→ PROBLEM TO SOLVE: Reproduce each line bearing the word "header".

→ PROVIDED INFORMATION:
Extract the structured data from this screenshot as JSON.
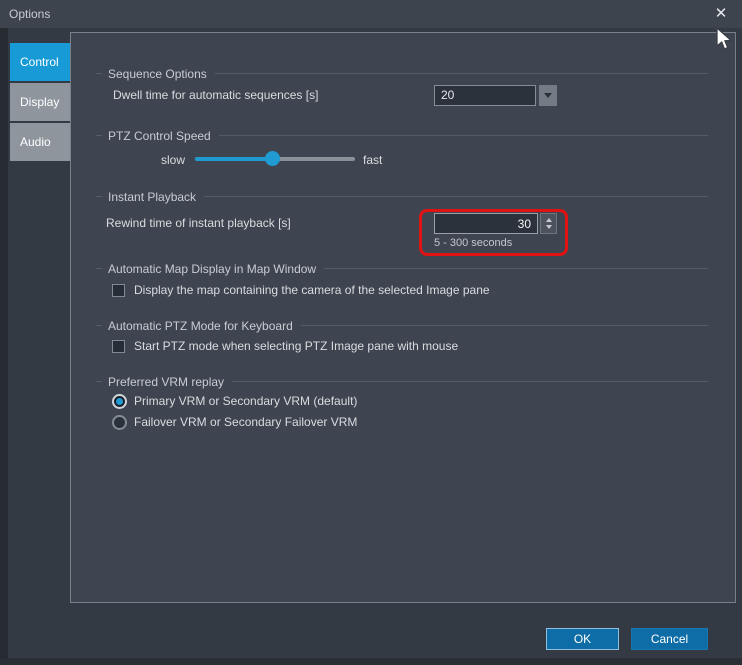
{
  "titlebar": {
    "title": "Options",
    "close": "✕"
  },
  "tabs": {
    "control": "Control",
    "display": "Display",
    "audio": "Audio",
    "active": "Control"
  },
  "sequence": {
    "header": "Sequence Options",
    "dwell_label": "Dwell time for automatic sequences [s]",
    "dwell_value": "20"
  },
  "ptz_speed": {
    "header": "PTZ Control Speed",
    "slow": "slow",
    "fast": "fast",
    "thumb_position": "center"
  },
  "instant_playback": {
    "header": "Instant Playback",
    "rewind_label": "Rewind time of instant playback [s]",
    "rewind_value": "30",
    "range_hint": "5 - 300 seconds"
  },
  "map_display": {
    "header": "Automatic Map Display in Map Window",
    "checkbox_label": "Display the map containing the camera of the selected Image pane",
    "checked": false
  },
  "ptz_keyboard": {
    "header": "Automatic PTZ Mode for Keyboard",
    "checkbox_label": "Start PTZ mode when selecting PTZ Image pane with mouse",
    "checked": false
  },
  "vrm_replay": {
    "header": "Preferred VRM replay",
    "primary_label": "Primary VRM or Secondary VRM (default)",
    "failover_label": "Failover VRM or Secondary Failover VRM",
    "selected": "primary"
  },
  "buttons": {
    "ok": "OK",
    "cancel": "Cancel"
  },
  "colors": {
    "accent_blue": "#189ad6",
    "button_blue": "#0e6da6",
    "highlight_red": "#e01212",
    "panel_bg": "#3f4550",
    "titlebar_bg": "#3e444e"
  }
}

→ TASK ANSWER:
    "header": "Sequence Options",
    "header": "PTZ Control Speed",
    "header": "Instant Playback",
    "header": "Automatic Map Display in Map Window",
    "header": "Automatic PTZ Mode for Keyboard",
    "header": "Preferred VRM replay",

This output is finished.